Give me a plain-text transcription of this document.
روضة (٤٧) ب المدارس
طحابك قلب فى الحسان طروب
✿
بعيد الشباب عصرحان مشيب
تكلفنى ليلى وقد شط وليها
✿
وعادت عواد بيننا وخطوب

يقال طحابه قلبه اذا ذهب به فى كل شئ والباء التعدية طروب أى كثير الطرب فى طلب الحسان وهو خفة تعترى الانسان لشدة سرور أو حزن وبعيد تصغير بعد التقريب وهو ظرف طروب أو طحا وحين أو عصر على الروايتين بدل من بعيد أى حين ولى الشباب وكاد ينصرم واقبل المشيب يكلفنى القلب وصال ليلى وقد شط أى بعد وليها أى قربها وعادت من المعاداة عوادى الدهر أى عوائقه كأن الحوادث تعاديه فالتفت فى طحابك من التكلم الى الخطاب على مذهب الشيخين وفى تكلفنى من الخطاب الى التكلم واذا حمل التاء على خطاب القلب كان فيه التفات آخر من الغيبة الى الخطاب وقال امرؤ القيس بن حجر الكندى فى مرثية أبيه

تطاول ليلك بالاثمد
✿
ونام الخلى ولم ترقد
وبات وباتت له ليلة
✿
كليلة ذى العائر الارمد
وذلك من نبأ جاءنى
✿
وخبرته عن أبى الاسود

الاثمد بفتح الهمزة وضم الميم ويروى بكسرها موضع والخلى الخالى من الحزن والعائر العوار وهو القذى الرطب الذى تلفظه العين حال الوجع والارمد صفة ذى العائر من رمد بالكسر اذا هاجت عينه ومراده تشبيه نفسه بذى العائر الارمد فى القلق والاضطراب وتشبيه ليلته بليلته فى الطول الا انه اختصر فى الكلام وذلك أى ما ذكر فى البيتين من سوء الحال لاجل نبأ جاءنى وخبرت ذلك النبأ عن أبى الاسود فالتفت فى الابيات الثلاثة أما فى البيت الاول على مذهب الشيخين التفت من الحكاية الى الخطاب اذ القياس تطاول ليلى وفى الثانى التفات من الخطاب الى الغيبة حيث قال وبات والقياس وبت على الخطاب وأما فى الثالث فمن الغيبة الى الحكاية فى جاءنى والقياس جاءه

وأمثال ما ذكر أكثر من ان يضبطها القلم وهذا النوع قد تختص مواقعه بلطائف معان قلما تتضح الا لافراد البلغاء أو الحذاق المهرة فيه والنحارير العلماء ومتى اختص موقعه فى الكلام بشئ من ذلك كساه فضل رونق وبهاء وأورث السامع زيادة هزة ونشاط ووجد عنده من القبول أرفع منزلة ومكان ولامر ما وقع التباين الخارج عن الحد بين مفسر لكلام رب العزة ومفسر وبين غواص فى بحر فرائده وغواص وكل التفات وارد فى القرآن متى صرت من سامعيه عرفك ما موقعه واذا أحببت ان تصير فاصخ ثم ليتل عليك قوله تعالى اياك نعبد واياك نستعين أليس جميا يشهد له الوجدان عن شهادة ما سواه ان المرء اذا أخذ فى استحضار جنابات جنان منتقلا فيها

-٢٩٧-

### Prompt
The whole listing above needs to be written out again exactly.

### Worked answer
Give me a plain-text transcription of this document.
روضة (٤٧) ب المدارس
طحابك قلب فى الحسان طروب
✿
بعيد الشباب عصرحان مشيب
تكلفنى ليلى وقد شط وليها
✿
وعادت عواد بيننا وخطوب

يقال طحابه قلبه اذا ذهب به فى كل شئ والباء التعدية طروب أى كثير الطرب فى طلب الحسان وهو خفة تعترى الانسان لشدة سرور أو حزن وبعيد تصغير بعد التقريب وهو ظرف طروب أو طحا وحين أو عصر على الروايتين بدل من بعيد أى حين ولى الشباب وكاد ينصرم واقبل المشيب يكلفنى القلب وصال ليلى وقد شط أى بعد وليها أى قربها وعادت من المعاداة عوادى الدهر أى عوائقه كأن الحوادث تعاديه فالتفت فى طحابك من التكلم الى الخطاب على مذهب الشيخين وفى تكلفنى من الخطاب الى التكلم واذا حمل التاء على خطاب القلب كان فيه التفات آخر من الغيبة الى الخطاب وقال امرؤ القيس بن حجر الكندى فى مرثية أبيه

تطاول ليلك بالاثمد
✿
ونام الخلى ولم ترقد
وبات وباتت له ليلة
✿
كليلة ذى العائر الارمد
وذلك من نبأ جاءنى
✿
وخبرته عن أبى الاسود

الاثمد بفتح الهمزة وضم الميم ويروى بكسرها موضع والخلى الخالى من الحزن والعائر العوار وهو القذى الرطب الذى تلفظه العين حال الوجع والارمد صفة ذى العائر من رمد بالكسر اذا هاجت عينه ومراده تشبيه نفسه بذى العائر الارمد فى القلق والاضطراب وتشبيه ليلته بليلته فى الطول الا انه اختصر فى الكلام وذلك أى ما ذكر فى البيتين من سوء الحال لاجل نبأ جاءنى وخبرت ذلك النبأ عن أبى الاسود فالتفت فى الابيات الثلاثة أما فى البيت الاول على مذهب الشيخين التفت من الحكاية الى الخطاب اذ القياس تطاول ليلى وفى الثانى التفات من الخطاب الى الغيبة حيث قال وبات والقياس وبت على الخطاب وأما فى الثالث فمن الغيبة الى الحكاية فى جاءنى والقياس جاءه

وأمثال ما ذكر أكثر من ان يضبطها القلم وهذا النوع قد تختص مواقعه بلطائف معان قلما تتضح الا لافراد البلغاء أو الحذاق المهرة فيه والنحارير العلماء ومتى اختص موقعه فى الكلام بشئ من ذلك كساه فضل رونق وبهاء وأورث السامع زيادة هزة ونشاط ووجد عنده من القبول أرفع منزلة ومكان ولامر ما وقع التباين الخارج عن الحد بين مفسر لكلام رب العزة ومفسر وبين غواص فى بحر فرائده وغواص وكل التفات وارد فى القرآن متى صرت من سامعيه عرفك ما موقعه واذا أحببت ان تصير فاصخ ثم ليتل عليك قوله تعالى اياك نعبد واياك نستعين أليس جميا يشهد له الوجدان عن شهادة ما سواه ان المرء اذا أخذ فى استحضار جنابات جنان منتقلا فيها

-٢٩٧-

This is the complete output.